* _Data shown_:
_ _ _ _ _ _ _

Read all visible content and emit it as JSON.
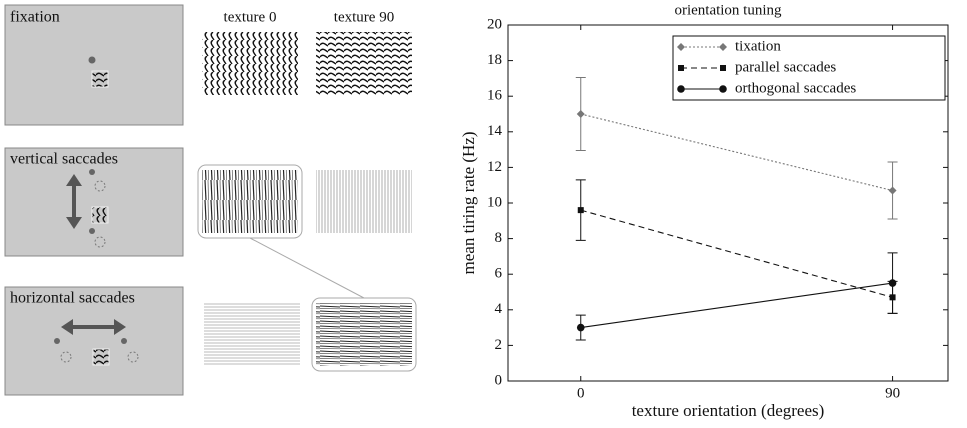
{
  "panels": [
    "fixation",
    "vertical saccades",
    "horizontal saccades"
  ],
  "texture_labels": [
    "texture 0",
    "texture 90"
  ],
  "chart_data": {
    "type": "line",
    "title": "orientation tuning",
    "x_label": "texture orientation (degrees)",
    "y_label": "mean tiring rate (Hz)",
    "x": [
      0,
      90
    ],
    "xlim": [
      -21,
      106
    ],
    "xticks": [
      0,
      90
    ],
    "ylim": [
      0,
      20
    ],
    "yticks": [
      0,
      2,
      4,
      6,
      8,
      10,
      12,
      14,
      16,
      18,
      20
    ],
    "legend": "upper right",
    "series": [
      {
        "name": "tixation",
        "color": "#777777",
        "dash": "2,2",
        "marker": "diamond",
        "values": [
          15.0,
          10.7
        ],
        "errors": [
          2.05,
          1.6
        ]
      },
      {
        "name": "parallel saccades",
        "color": "#111111",
        "dash": "6,4",
        "marker": "square",
        "values": [
          9.6,
          4.7
        ],
        "errors": [
          1.7,
          0.9
        ]
      },
      {
        "name": "orthogonal saccades",
        "color": "#111111",
        "dash": "none",
        "marker": "circle",
        "values": [
          3.0,
          5.5
        ],
        "errors": [
          0.7,
          1.7
        ]
      }
    ]
  }
}
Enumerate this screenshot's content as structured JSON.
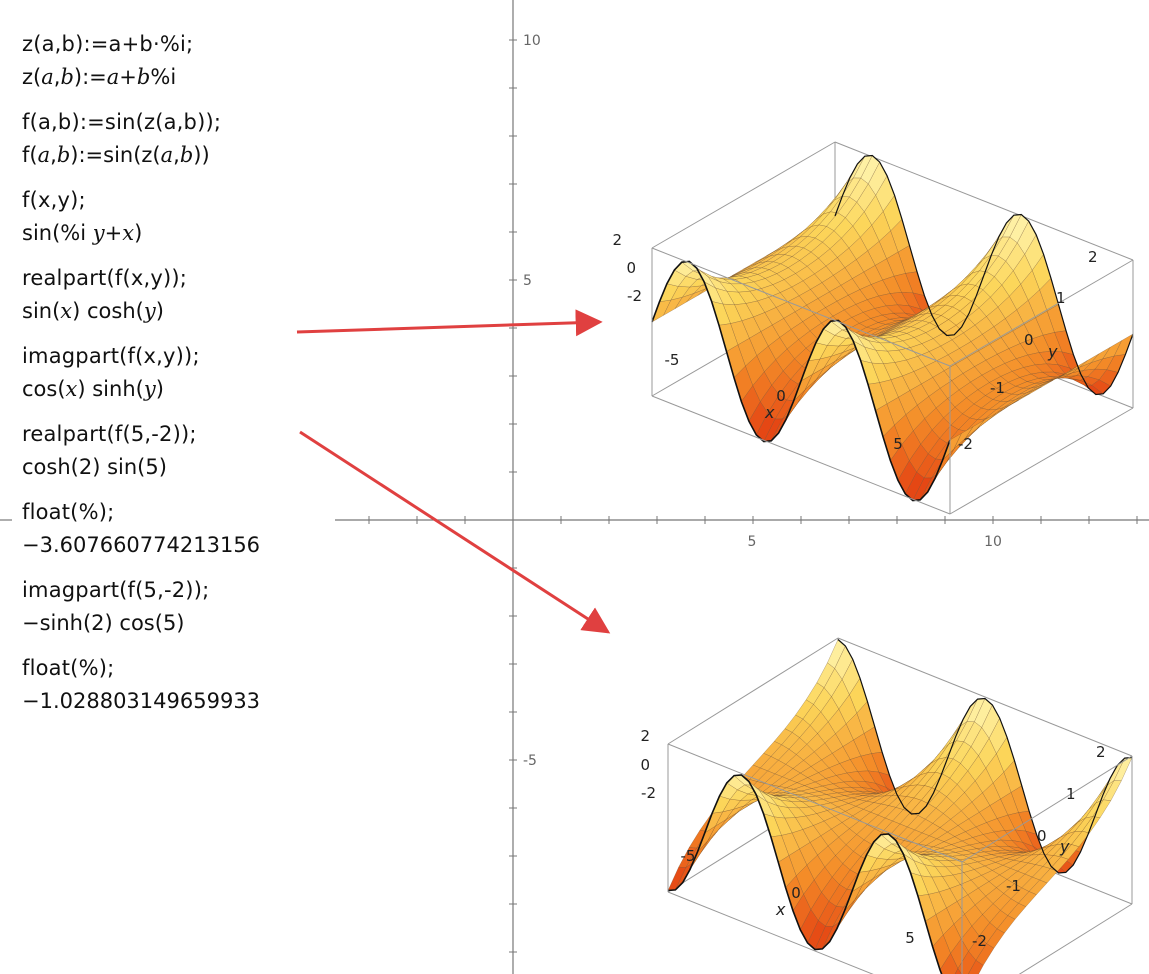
{
  "axes": {
    "x_ticks": [
      "5",
      "10"
    ],
    "y_ticks": [
      "10",
      "5",
      "-5"
    ]
  },
  "commands": [
    {
      "input": "z(a,b):=a+b·%i;",
      "output_html": "z(<i>a</i>,<i>b</i>):=<i>a</i>+<i>b</i>%i"
    },
    {
      "input": "f(a,b):=sin(z(a,b));",
      "output_html": "f(<i>a</i>,<i>b</i>):=sin(z(<i>a</i>,<i>b</i>))"
    },
    {
      "input": "f(x,y);",
      "output_html": "sin(%i <i>y</i>+<i>x</i>)"
    },
    {
      "input": "realpart(f(x,y));",
      "output_html": "sin(<i>x</i>) cosh(<i>y</i>)"
    },
    {
      "input": "imagpart(f(x,y));",
      "output_html": "cos(<i>x</i>) sinh(<i>y</i>)"
    },
    {
      "input": "realpart(f(5,-2));",
      "output_html": "cosh(2) sin(5)"
    },
    {
      "input": "float(%);",
      "output_html": "−3.607660774213156"
    },
    {
      "input": "imagpart(f(5,-2));",
      "output_html": "−sinh(2) cos(5)"
    },
    {
      "input": "float(%);",
      "output_html": "−1.028803149659933"
    }
  ],
  "plot_top": {
    "z_ticks": [
      "2",
      "0",
      "-2"
    ],
    "x_ticks": [
      "-5",
      "0",
      "5"
    ],
    "x_label": "x",
    "y_ticks": [
      "2",
      "1",
      "0",
      "-1",
      "-2"
    ],
    "y_label": "y"
  },
  "plot_bottom": {
    "z_ticks": [
      "2",
      "0",
      "-2"
    ],
    "x_ticks": [
      "-5",
      "0",
      "5"
    ],
    "x_label": "x",
    "y_ticks": [
      "2",
      "1",
      "0",
      "-1",
      "-2"
    ],
    "y_label": "y"
  },
  "colors": {
    "arrow": "#e04040",
    "axis": "#777777",
    "surface_high": "#fff6a0",
    "surface_low": "#e23a10"
  }
}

_ _ _ _ _ _ _

* _Work to be completed_:
Omit any images, then output the listing exactly.

* _Response to the task_:
Read all visible content and emit it as JSON.
{
  "panels": [
    "fixation",
    "vertical saccades",
    "horizontal saccades"
  ],
  "texture_labels": [
    "texture 0",
    "texture 90"
  ],
  "chart_data": {
    "type": "line",
    "title": "orientation tuning",
    "x_label": "texture orientation (degrees)",
    "y_label": "mean tiring rate (Hz)",
    "x": [
      0,
      90
    ],
    "xlim": [
      -21,
      106
    ],
    "xticks": [
      0,
      90
    ],
    "ylim": [
      0,
      20
    ],
    "yticks": [
      0,
      2,
      4,
      6,
      8,
      10,
      12,
      14,
      16,
      18,
      20
    ],
    "legend": "upper right",
    "series": [
      {
        "name": "tixation",
        "color": "#777777",
        "dash": "2,2",
        "marker": "diamond",
        "values": [
          15.0,
          10.7
        ],
        "errors": [
          2.05,
          1.6
        ]
      },
      {
        "name": "parallel saccades",
        "color": "#111111",
        "dash": "6,4",
        "marker": "square",
        "values": [
          9.6,
          4.7
        ],
        "errors": [
          1.7,
          0.9
        ]
      },
      {
        "name": "orthogonal saccades",
        "color": "#111111",
        "dash": "none",
        "marker": "circle",
        "values": [
          3.0,
          5.5
        ],
        "errors": [
          0.7,
          1.7
        ]
      }
    ]
  }
}
Enumerate this screenshot's content as structured JSON.
{
  "axes": {
    "x_ticks": [
      "5",
      "10"
    ],
    "y_ticks": [
      "10",
      "5",
      "-5"
    ]
  },
  "commands": [
    {
      "input": "z(a,b):=a+b·%i;",
      "output_html": "z(<i>a</i>,<i>b</i>):=<i>a</i>+<i>b</i>%i"
    },
    {
      "input": "f(a,b):=sin(z(a,b));",
      "output_html": "f(<i>a</i>,<i>b</i>):=sin(z(<i>a</i>,<i>b</i>))"
    },
    {
      "input": "f(x,y);",
      "output_html": "sin(%i <i>y</i>+<i>x</i>)"
    },
    {
      "input": "realpart(f(x,y));",
      "output_html": "sin(<i>x</i>) cosh(<i>y</i>)"
    },
    {
      "input": "imagpart(f(x,y));",
      "output_html": "cos(<i>x</i>) sinh(<i>y</i>)"
    },
    {
      "input": "realpart(f(5,-2));",
      "output_html": "cosh(2) sin(5)"
    },
    {
      "input": "float(%);",
      "output_html": "−3.607660774213156"
    },
    {
      "input": "imagpart(f(5,-2));",
      "output_html": "−sinh(2) cos(5)"
    },
    {
      "input": "float(%);",
      "output_html": "−1.028803149659933"
    }
  ],
  "plot_top": {
    "z_ticks": [
      "2",
      "0",
      "-2"
    ],
    "x_ticks": [
      "-5",
      "0",
      "5"
    ],
    "x_label": "x",
    "y_ticks": [
      "2",
      "1",
      "0",
      "-1",
      "-2"
    ],
    "y_label": "y"
  },
  "plot_bottom": {
    "z_ticks": [
      "2",
      "0",
      "-2"
    ],
    "x_ticks": [
      "-5",
      "0",
      "5"
    ],
    "x_label": "x",
    "y_ticks": [
      "2",
      "1",
      "0",
      "-1",
      "-2"
    ],
    "y_label": "y"
  },
  "colors": {
    "arrow": "#e04040",
    "axis": "#777777",
    "surface_high": "#fff6a0",
    "surface_low": "#e23a10"
  }
}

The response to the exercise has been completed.